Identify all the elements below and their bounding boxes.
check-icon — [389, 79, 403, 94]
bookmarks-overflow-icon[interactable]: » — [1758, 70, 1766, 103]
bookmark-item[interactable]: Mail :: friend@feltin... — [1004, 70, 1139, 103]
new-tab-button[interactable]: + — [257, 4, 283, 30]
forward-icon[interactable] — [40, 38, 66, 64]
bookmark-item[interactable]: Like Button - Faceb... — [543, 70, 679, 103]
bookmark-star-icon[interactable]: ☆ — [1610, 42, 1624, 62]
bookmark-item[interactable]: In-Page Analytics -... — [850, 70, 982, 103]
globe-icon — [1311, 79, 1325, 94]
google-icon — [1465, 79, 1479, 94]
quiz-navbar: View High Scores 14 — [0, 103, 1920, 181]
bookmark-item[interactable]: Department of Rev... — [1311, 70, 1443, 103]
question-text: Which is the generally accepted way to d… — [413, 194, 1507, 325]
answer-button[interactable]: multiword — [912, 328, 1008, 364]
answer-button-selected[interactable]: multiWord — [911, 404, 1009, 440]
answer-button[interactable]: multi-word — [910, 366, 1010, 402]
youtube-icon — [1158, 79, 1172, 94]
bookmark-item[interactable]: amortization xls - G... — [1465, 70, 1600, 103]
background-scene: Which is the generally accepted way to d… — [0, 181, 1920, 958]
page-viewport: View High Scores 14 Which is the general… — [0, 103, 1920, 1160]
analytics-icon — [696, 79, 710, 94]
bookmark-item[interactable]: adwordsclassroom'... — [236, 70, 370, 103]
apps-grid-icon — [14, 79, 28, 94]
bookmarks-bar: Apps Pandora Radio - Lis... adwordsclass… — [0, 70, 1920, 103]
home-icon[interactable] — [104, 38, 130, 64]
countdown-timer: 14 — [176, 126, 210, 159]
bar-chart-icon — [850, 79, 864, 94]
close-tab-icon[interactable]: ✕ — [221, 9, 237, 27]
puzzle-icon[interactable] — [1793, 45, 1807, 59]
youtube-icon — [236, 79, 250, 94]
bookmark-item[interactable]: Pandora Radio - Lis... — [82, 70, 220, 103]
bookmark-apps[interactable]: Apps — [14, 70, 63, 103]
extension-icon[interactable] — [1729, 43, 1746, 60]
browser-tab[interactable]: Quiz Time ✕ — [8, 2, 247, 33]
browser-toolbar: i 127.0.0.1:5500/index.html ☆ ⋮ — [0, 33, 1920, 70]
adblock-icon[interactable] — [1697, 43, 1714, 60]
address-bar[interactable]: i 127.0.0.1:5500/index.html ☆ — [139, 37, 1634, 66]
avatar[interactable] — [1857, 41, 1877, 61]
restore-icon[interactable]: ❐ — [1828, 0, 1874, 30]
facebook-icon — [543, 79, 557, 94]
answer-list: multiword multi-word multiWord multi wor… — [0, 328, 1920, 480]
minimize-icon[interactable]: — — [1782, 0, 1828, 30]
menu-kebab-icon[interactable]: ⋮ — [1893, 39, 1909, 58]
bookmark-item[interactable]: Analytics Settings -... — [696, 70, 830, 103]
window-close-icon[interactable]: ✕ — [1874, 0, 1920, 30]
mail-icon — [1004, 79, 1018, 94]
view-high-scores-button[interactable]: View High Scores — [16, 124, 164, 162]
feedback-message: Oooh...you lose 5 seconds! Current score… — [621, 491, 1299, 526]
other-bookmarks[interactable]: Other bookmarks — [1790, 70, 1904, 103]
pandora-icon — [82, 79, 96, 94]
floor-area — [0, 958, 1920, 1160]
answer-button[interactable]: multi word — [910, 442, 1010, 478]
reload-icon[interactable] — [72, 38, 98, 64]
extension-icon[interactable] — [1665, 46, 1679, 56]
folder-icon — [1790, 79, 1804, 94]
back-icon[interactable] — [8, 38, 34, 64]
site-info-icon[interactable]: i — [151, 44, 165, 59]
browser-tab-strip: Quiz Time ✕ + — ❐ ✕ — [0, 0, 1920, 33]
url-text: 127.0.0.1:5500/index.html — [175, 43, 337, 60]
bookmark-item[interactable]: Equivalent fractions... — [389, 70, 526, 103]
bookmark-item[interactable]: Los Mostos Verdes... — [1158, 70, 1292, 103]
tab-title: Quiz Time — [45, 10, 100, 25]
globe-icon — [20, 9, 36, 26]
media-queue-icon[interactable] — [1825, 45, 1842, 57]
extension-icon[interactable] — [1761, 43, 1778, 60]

───

Reproduce every line of the material above, unchanged and in the same order.

Identify all the elements below and their bounding boxes.
check-icon — [389, 79, 403, 94]
bookmarks-overflow-icon[interactable]: » — [1758, 70, 1766, 103]
bookmark-item[interactable]: Mail :: friend@feltin... — [1004, 70, 1139, 103]
new-tab-button[interactable]: + — [257, 4, 283, 30]
forward-icon[interactable] — [40, 38, 66, 64]
bookmark-item[interactable]: Like Button - Faceb... — [543, 70, 679, 103]
bookmark-star-icon[interactable]: ☆ — [1610, 42, 1624, 62]
bookmark-item[interactable]: In-Page Analytics -... — [850, 70, 982, 103]
globe-icon — [1311, 79, 1325, 94]
google-icon — [1465, 79, 1479, 94]
quiz-navbar: View High Scores 14 — [0, 103, 1920, 181]
bookmark-item[interactable]: Department of Rev... — [1311, 70, 1443, 103]
question-text: Which is the generally accepted way to d… — [413, 194, 1507, 325]
answer-button[interactable]: multiword — [912, 328, 1008, 364]
answer-button-selected[interactable]: multiWord — [911, 404, 1009, 440]
answer-button[interactable]: multi-word — [910, 366, 1010, 402]
youtube-icon — [1158, 79, 1172, 94]
bookmark-item[interactable]: amortization xls - G... — [1465, 70, 1600, 103]
background-scene: Which is the generally accepted way to d… — [0, 181, 1920, 958]
page-viewport: View High Scores 14 Which is the general… — [0, 103, 1920, 1160]
analytics-icon — [696, 79, 710, 94]
bookmark-item[interactable]: adwordsclassroom'... — [236, 70, 370, 103]
apps-grid-icon — [14, 79, 28, 94]
bookmarks-bar: Apps Pandora Radio - Lis... adwordsclass… — [0, 70, 1920, 103]
home-icon[interactable] — [104, 38, 130, 64]
countdown-timer: 14 — [176, 126, 210, 159]
bar-chart-icon — [850, 79, 864, 94]
close-tab-icon[interactable]: ✕ — [221, 9, 237, 27]
puzzle-icon[interactable] — [1793, 45, 1807, 59]
youtube-icon — [236, 79, 250, 94]
bookmark-item[interactable]: Pandora Radio - Lis... — [82, 70, 220, 103]
bookmark-apps[interactable]: Apps — [14, 70, 63, 103]
extension-icon[interactable] — [1729, 43, 1746, 60]
browser-tab[interactable]: Quiz Time ✕ — [8, 2, 247, 33]
browser-toolbar: i 127.0.0.1:5500/index.html ☆ ⋮ — [0, 33, 1920, 70]
adblock-icon[interactable] — [1697, 43, 1714, 60]
address-bar[interactable]: i 127.0.0.1:5500/index.html ☆ — [139, 37, 1634, 66]
avatar[interactable] — [1857, 41, 1877, 61]
restore-icon[interactable]: ❐ — [1828, 0, 1874, 30]
facebook-icon — [543, 79, 557, 94]
answer-list: multiword multi-word multiWord multi wor… — [0, 328, 1920, 480]
minimize-icon[interactable]: — — [1782, 0, 1828, 30]
menu-kebab-icon[interactable]: ⋮ — [1893, 39, 1909, 58]
bookmark-item[interactable]: Analytics Settings -... — [696, 70, 830, 103]
window-close-icon[interactable]: ✕ — [1874, 0, 1920, 30]
mail-icon — [1004, 79, 1018, 94]
view-high-scores-button[interactable]: View High Scores — [16, 124, 164, 162]
feedback-message: Oooh...you lose 5 seconds! Current score… — [621, 491, 1299, 526]
other-bookmarks[interactable]: Other bookmarks — [1790, 70, 1904, 103]
pandora-icon — [82, 79, 96, 94]
floor-area — [0, 958, 1920, 1160]
answer-button[interactable]: multi word — [910, 442, 1010, 478]
reload-icon[interactable] — [72, 38, 98, 64]
extension-icon[interactable] — [1665, 46, 1679, 56]
folder-icon — [1790, 79, 1804, 94]
back-icon[interactable] — [8, 38, 34, 64]
site-info-icon[interactable]: i — [151, 44, 165, 59]
browser-tab-strip: Quiz Time ✕ + — ❐ ✕ — [0, 0, 1920, 33]
url-text: 127.0.0.1:5500/index.html — [175, 43, 337, 60]
bookmark-item[interactable]: Equivalent fractions... — [389, 70, 526, 103]
bookmark-item[interactable]: Los Mostos Verdes... — [1158, 70, 1292, 103]
tab-title: Quiz Time — [45, 10, 100, 25]
globe-icon — [20, 9, 36, 26]
media-queue-icon[interactable] — [1825, 45, 1842, 57]
extension-icon[interactable] — [1761, 43, 1778, 60]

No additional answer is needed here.